(Data entries)
┌──
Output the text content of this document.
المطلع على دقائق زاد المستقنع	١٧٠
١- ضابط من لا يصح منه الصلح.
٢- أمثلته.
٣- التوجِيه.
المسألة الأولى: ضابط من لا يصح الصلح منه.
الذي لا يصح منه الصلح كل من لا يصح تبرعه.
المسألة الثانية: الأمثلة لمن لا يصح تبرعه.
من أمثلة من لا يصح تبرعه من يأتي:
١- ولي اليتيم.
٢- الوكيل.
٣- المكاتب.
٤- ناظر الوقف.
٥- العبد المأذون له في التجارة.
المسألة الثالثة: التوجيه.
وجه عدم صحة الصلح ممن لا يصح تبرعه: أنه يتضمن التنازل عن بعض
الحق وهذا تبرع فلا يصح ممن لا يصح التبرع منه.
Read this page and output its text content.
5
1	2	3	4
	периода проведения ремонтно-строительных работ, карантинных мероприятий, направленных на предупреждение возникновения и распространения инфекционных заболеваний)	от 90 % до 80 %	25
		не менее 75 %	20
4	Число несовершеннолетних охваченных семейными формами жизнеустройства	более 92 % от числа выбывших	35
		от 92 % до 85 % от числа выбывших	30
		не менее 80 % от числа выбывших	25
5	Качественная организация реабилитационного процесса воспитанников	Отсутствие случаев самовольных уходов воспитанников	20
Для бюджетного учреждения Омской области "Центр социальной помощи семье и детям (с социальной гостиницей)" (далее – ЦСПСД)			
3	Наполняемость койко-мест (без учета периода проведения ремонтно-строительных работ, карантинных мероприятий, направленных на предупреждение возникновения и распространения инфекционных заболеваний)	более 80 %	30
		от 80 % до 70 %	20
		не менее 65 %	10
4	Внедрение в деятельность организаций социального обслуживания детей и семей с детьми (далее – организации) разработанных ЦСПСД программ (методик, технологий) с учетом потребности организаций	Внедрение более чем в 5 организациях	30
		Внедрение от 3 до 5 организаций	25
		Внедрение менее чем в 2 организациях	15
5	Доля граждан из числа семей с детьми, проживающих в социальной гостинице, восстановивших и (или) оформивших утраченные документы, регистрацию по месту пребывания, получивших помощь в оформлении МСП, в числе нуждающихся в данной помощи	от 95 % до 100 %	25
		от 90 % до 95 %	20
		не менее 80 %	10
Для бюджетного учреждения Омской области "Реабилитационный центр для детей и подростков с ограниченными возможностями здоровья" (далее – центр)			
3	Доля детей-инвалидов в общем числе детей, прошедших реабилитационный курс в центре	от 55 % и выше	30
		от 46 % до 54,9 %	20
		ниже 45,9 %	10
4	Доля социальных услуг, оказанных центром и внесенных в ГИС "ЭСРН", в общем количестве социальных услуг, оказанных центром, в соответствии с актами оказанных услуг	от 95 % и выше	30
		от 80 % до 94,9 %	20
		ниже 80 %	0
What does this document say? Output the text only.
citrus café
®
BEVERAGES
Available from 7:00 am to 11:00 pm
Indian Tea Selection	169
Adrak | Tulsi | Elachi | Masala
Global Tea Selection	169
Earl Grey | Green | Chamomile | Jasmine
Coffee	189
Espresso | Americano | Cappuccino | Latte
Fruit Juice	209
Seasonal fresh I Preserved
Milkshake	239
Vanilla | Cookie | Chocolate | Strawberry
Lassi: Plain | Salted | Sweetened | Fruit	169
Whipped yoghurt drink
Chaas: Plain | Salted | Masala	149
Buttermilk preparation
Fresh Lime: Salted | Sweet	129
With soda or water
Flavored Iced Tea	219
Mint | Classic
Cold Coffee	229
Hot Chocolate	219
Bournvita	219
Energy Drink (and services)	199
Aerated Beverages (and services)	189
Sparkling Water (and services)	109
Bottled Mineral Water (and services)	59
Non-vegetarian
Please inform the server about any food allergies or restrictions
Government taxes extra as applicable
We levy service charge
└──
=== PROBLEM STATEMENT ===
Set down, word for word, every line from the line that holds "What does this" to the end of the entries above, including both ends.

=== OUTPUT FOR THIS TASK ===
What does this document say? Output the text only.
citrus café
®
BEVERAGES
Available from 7:00 am to 11:00 pm
Indian Tea Selection	169
Adrak | Tulsi | Elachi | Masala
Global Tea Selection	169
Earl Grey | Green | Chamomile | Jasmine
Coffee	189
Espresso | Americano | Cappuccino | Latte
Fruit Juice	209
Seasonal fresh I Preserved
Milkshake	239
Vanilla | Cookie | Chocolate | Strawberry
Lassi: Plain | Salted | Sweetened | Fruit	169
Whipped yoghurt drink
Chaas: Plain | Salted | Masala	149
Buttermilk preparation
Fresh Lime: Salted | Sweet	129
With soda or water
Flavored Iced Tea	219
Mint | Classic
Cold Coffee	229
Hot Chocolate	219
Bournvita	219
Energy Drink (and services)	199
Aerated Beverages (and services)	189
Sparkling Water (and services)	109
Bottled Mineral Water (and services)	59
Non-vegetarian
Please inform the server about any food allergies or restrictions
Government taxes extra as applicable
We levy service charge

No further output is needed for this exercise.